***** Given data

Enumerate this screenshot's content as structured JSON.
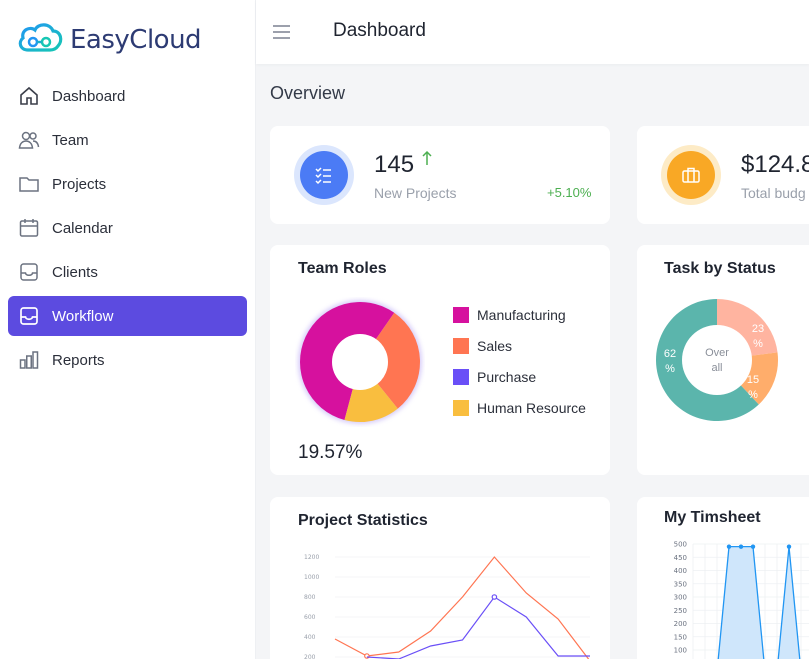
{
  "app": {
    "name": "EasyCloud"
  },
  "sidebar": {
    "items": [
      {
        "label": "Dashboard",
        "icon": "home-icon",
        "active": false
      },
      {
        "label": "Team",
        "icon": "users-icon",
        "active": false
      },
      {
        "label": "Projects",
        "icon": "folder-icon",
        "active": false
      },
      {
        "label": "Calendar",
        "icon": "calendar-icon",
        "active": false
      },
      {
        "label": "Clients",
        "icon": "inbox-icon",
        "active": false
      },
      {
        "label": "Workflow",
        "icon": "inbox-icon",
        "active": true
      },
      {
        "label": "Reports",
        "icon": "bar-chart-icon",
        "active": false
      }
    ]
  },
  "header": {
    "title": "Dashboard"
  },
  "main": {
    "section_title": "Overview",
    "stats": [
      {
        "value": "145",
        "label": "New Projects",
        "change": "+5.10%",
        "icon": "checklist-icon",
        "color": "#4b7bf5"
      },
      {
        "value": "$124.8",
        "label": "Total budg",
        "icon": "briefcase-icon",
        "color": "#f9a825"
      }
    ],
    "team_roles": {
      "title": "Team Roles",
      "percent": "19.57%",
      "legend": [
        "Manufacturing",
        "Sales",
        "Purchase",
        "Human Resource"
      ]
    },
    "task_status": {
      "title": "Task by Status",
      "center_line1": "Over",
      "center_line2": "all",
      "labels": [
        {
          "top": "62",
          "bottom": "%"
        },
        {
          "top": "23",
          "bottom": "%"
        },
        {
          "top": "15",
          "bottom": "%"
        }
      ]
    },
    "project_statistics": {
      "title": "Project Statistics"
    },
    "timesheet": {
      "title": "My Timsheet"
    }
  },
  "colors": {
    "accent": "#5c4be0",
    "manufacturing": "#d6119e",
    "sales": "#ff7552",
    "purchase": "#6a4ff7",
    "human_resource": "#f9be3f",
    "teal": "#5bb5ac",
    "salmon": "#ffb4a0",
    "orange": "#ffad6b",
    "positive": "#4caf50"
  },
  "chart_data": [
    {
      "type": "pie",
      "title": "Team Roles",
      "labels": [
        "Manufacturing",
        "Sales",
        "Purchase",
        "Human Resource"
      ],
      "values": [
        55.5,
        29.5,
        0,
        15
      ]
    },
    {
      "type": "pie",
      "title": "Task by Status",
      "labels": [
        "62 %",
        "23 %",
        "15 %"
      ],
      "values": [
        62,
        23,
        15
      ]
    },
    {
      "type": "line",
      "title": "Project Statistics",
      "ylim": [
        200,
        1200
      ],
      "y_ticks": [
        "1200",
        "1000",
        "800",
        "600",
        "400",
        "200"
      ],
      "series": [
        {
          "values": [
            380,
            210,
            250,
            460,
            800,
            1200,
            840,
            580,
            140
          ]
        },
        {
          "values": [
            null,
            200,
            180,
            310,
            370,
            800,
            600,
            210,
            210
          ]
        }
      ]
    },
    {
      "type": "area",
      "title": "My Timsheet",
      "ylim": [
        100,
        500
      ],
      "y_ticks": [
        "500",
        "450",
        "400",
        "350",
        "300",
        "250",
        "200",
        "150",
        "100"
      ],
      "series": [
        {
          "values": [
            0,
            0,
            490,
            490,
            490,
            0,
            0,
            490,
            0,
            0,
            0,
            0
          ]
        }
      ]
    }
  ]
}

**********

Return the entries unchanged, save for the pictures, which do not belong in the copy.

Enumerate this screenshot's content as structured JSON.
{
  "app": {
    "name": "EasyCloud"
  },
  "sidebar": {
    "items": [
      {
        "label": "Dashboard",
        "icon": "home-icon",
        "active": false
      },
      {
        "label": "Team",
        "icon": "users-icon",
        "active": false
      },
      {
        "label": "Projects",
        "icon": "folder-icon",
        "active": false
      },
      {
        "label": "Calendar",
        "icon": "calendar-icon",
        "active": false
      },
      {
        "label": "Clients",
        "icon": "inbox-icon",
        "active": false
      },
      {
        "label": "Workflow",
        "icon": "inbox-icon",
        "active": true
      },
      {
        "label": "Reports",
        "icon": "bar-chart-icon",
        "active": false
      }
    ]
  },
  "header": {
    "title": "Dashboard"
  },
  "main": {
    "section_title": "Overview",
    "stats": [
      {
        "value": "145",
        "label": "New Projects",
        "change": "+5.10%",
        "icon": "checklist-icon",
        "color": "#4b7bf5"
      },
      {
        "value": "$124.8",
        "label": "Total budg",
        "icon": "briefcase-icon",
        "color": "#f9a825"
      }
    ],
    "team_roles": {
      "title": "Team Roles",
      "percent": "19.57%",
      "legend": [
        "Manufacturing",
        "Sales",
        "Purchase",
        "Human Resource"
      ]
    },
    "task_status": {
      "title": "Task by Status",
      "center_line1": "Over",
      "center_line2": "all",
      "labels": [
        {
          "top": "62",
          "bottom": "%"
        },
        {
          "top": "23",
          "bottom": "%"
        },
        {
          "top": "15",
          "bottom": "%"
        }
      ]
    },
    "project_statistics": {
      "title": "Project Statistics"
    },
    "timesheet": {
      "title": "My Timsheet"
    }
  },
  "colors": {
    "accent": "#5c4be0",
    "manufacturing": "#d6119e",
    "sales": "#ff7552",
    "purchase": "#6a4ff7",
    "human_resource": "#f9be3f",
    "teal": "#5bb5ac",
    "salmon": "#ffb4a0",
    "orange": "#ffad6b",
    "positive": "#4caf50"
  },
  "chart_data": [
    {
      "type": "pie",
      "title": "Team Roles",
      "labels": [
        "Manufacturing",
        "Sales",
        "Purchase",
        "Human Resource"
      ],
      "values": [
        55.5,
        29.5,
        0,
        15
      ]
    },
    {
      "type": "pie",
      "title": "Task by Status",
      "labels": [
        "62 %",
        "23 %",
        "15 %"
      ],
      "values": [
        62,
        23,
        15
      ]
    },
    {
      "type": "line",
      "title": "Project Statistics",
      "ylim": [
        200,
        1200
      ],
      "y_ticks": [
        "1200",
        "1000",
        "800",
        "600",
        "400",
        "200"
      ],
      "series": [
        {
          "values": [
            380,
            210,
            250,
            460,
            800,
            1200,
            840,
            580,
            140
          ]
        },
        {
          "values": [
            null,
            200,
            180,
            310,
            370,
            800,
            600,
            210,
            210
          ]
        }
      ]
    },
    {
      "type": "area",
      "title": "My Timsheet",
      "ylim": [
        100,
        500
      ],
      "y_ticks": [
        "500",
        "450",
        "400",
        "350",
        "300",
        "250",
        "200",
        "150",
        "100"
      ],
      "series": [
        {
          "values": [
            0,
            0,
            490,
            490,
            490,
            0,
            0,
            490,
            0,
            0,
            0,
            0
          ]
        }
      ]
    }
  ]
}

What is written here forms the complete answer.